Records about charts and figures:
# # # #
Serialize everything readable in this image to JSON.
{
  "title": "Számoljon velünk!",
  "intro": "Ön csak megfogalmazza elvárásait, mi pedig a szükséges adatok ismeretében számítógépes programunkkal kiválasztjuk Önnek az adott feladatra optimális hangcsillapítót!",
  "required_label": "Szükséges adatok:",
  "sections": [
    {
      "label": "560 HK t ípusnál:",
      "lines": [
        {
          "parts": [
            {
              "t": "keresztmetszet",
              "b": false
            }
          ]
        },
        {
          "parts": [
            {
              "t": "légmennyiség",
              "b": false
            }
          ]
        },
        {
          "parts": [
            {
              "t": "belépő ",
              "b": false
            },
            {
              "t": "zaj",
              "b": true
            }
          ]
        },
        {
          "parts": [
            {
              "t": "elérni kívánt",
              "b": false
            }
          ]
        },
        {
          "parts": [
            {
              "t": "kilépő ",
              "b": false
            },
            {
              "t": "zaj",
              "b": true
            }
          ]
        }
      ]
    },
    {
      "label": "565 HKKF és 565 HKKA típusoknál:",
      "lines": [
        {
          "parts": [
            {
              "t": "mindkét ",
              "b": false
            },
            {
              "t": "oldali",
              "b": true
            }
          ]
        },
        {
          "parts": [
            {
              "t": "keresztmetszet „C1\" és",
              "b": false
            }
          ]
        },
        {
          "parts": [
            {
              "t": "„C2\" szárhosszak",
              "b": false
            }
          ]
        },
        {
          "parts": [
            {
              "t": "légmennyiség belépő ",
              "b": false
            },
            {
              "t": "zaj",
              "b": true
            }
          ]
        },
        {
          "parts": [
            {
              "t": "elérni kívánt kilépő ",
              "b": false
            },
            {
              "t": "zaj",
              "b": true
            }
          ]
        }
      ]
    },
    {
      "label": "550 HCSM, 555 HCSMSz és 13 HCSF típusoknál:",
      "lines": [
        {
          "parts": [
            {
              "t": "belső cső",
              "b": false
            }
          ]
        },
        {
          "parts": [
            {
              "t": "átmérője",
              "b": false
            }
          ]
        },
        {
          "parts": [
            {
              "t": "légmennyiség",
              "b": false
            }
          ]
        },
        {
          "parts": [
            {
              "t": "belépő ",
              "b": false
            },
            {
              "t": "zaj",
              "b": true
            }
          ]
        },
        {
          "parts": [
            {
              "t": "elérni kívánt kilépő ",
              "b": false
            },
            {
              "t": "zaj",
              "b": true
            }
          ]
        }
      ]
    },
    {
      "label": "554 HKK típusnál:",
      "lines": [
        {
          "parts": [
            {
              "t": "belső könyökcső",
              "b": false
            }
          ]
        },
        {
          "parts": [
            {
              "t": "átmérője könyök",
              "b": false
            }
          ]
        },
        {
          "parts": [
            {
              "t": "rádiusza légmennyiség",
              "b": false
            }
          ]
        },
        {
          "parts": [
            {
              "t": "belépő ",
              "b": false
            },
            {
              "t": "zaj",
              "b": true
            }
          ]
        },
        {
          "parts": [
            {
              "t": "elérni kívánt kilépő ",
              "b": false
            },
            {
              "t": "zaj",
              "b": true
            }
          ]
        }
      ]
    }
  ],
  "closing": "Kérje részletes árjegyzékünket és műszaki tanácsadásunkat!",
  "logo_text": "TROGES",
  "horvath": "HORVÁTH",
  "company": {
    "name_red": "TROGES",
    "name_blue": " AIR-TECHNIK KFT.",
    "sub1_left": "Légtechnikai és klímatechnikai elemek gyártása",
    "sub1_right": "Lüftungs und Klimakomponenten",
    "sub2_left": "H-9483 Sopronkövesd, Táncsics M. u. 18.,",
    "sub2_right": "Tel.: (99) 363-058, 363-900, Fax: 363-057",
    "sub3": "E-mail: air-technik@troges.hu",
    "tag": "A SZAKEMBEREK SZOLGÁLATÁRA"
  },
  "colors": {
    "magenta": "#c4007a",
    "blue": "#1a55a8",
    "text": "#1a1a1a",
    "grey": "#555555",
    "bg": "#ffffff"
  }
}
# # # #
■ **Aim of the task**:
Copy the material above back out, exactly as written.

■ **Finished exercise**:
Serialize everything readable in this image to JSON.
{
  "title": "Számoljon velünk!",
  "intro": "Ön csak megfogalmazza elvárásait, mi pedig a szükséges adatok ismeretében számítógépes programunkkal kiválasztjuk Önnek az adott feladatra optimális hangcsillapítót!",
  "required_label": "Szükséges adatok:",
  "sections": [
    {
      "label": "560 HK t ípusnál:",
      "lines": [
        {
          "parts": [
            {
              "t": "keresztmetszet",
              "b": false
            }
          ]
        },
        {
          "parts": [
            {
              "t": "légmennyiség",
              "b": false
            }
          ]
        },
        {
          "parts": [
            {
              "t": "belépő ",
              "b": false
            },
            {
              "t": "zaj",
              "b": true
            }
          ]
        },
        {
          "parts": [
            {
              "t": "elérni kívánt",
              "b": false
            }
          ]
        },
        {
          "parts": [
            {
              "t": "kilépő ",
              "b": false
            },
            {
              "t": "zaj",
              "b": true
            }
          ]
        }
      ]
    },
    {
      "label": "565 HKKF és 565 HKKA típusoknál:",
      "lines": [
        {
          "parts": [
            {
              "t": "mindkét ",
              "b": false
            },
            {
              "t": "oldali",
              "b": true
            }
          ]
        },
        {
          "parts": [
            {
              "t": "keresztmetszet „C1\" és",
              "b": false
            }
          ]
        },
        {
          "parts": [
            {
              "t": "„C2\" szárhosszak",
              "b": false
            }
          ]
        },
        {
          "parts": [
            {
              "t": "légmennyiség belépő ",
              "b": false
            },
            {
              "t": "zaj",
              "b": true
            }
          ]
        },
        {
          "parts": [
            {
              "t": "elérni kívánt kilépő ",
              "b": false
            },
            {
              "t": "zaj",
              "b": true
            }
          ]
        }
      ]
    },
    {
      "label": "550 HCSM, 555 HCSMSz és 13 HCSF típusoknál:",
      "lines": [
        {
          "parts": [
            {
              "t": "belső cső",
              "b": false
            }
          ]
        },
        {
          "parts": [
            {
              "t": "átmérője",
              "b": false
            }
          ]
        },
        {
          "parts": [
            {
              "t": "légmennyiség",
              "b": false
            }
          ]
        },
        {
          "parts": [
            {
              "t": "belépő ",
              "b": false
            },
            {
              "t": "zaj",
              "b": true
            }
          ]
        },
        {
          "parts": [
            {
              "t": "elérni kívánt kilépő ",
              "b": false
            },
            {
              "t": "zaj",
              "b": true
            }
          ]
        }
      ]
    },
    {
      "label": "554 HKK típusnál:",
      "lines": [
        {
          "parts": [
            {
              "t": "belső könyökcső",
              "b": false
            }
          ]
        },
        {
          "parts": [
            {
              "t": "átmérője könyök",
              "b": false
            }
          ]
        },
        {
          "parts": [
            {
              "t": "rádiusza légmennyiség",
              "b": false
            }
          ]
        },
        {
          "parts": [
            {
              "t": "belépő ",
              "b": false
            },
            {
              "t": "zaj",
              "b": true
            }
          ]
        },
        {
          "parts": [
            {
              "t": "elérni kívánt kilépő ",
              "b": false
            },
            {
              "t": "zaj",
              "b": true
            }
          ]
        }
      ]
    }
  ],
  "closing": "Kérje részletes árjegyzékünket és műszaki tanácsadásunkat!",
  "logo_text": "TROGES",
  "horvath": "HORVÁTH",
  "company": {
    "name_red": "TROGES",
    "name_blue": " AIR-TECHNIK KFT.",
    "sub1_left": "Légtechnikai és klímatechnikai elemek gyártása",
    "sub1_right": "Lüftungs und Klimakomponenten",
    "sub2_left": "H-9483 Sopronkövesd, Táncsics M. u. 18.,",
    "sub2_right": "Tel.: (99) 363-058, 363-900, Fax: 363-057",
    "sub3": "E-mail: air-technik@troges.hu",
    "tag": "A SZAKEMBEREK SZOLGÁLATÁRA"
  },
  "colors": {
    "magenta": "#c4007a",
    "blue": "#1a55a8",
    "text": "#1a1a1a",
    "grey": "#555555",
    "bg": "#ffffff"
  }
}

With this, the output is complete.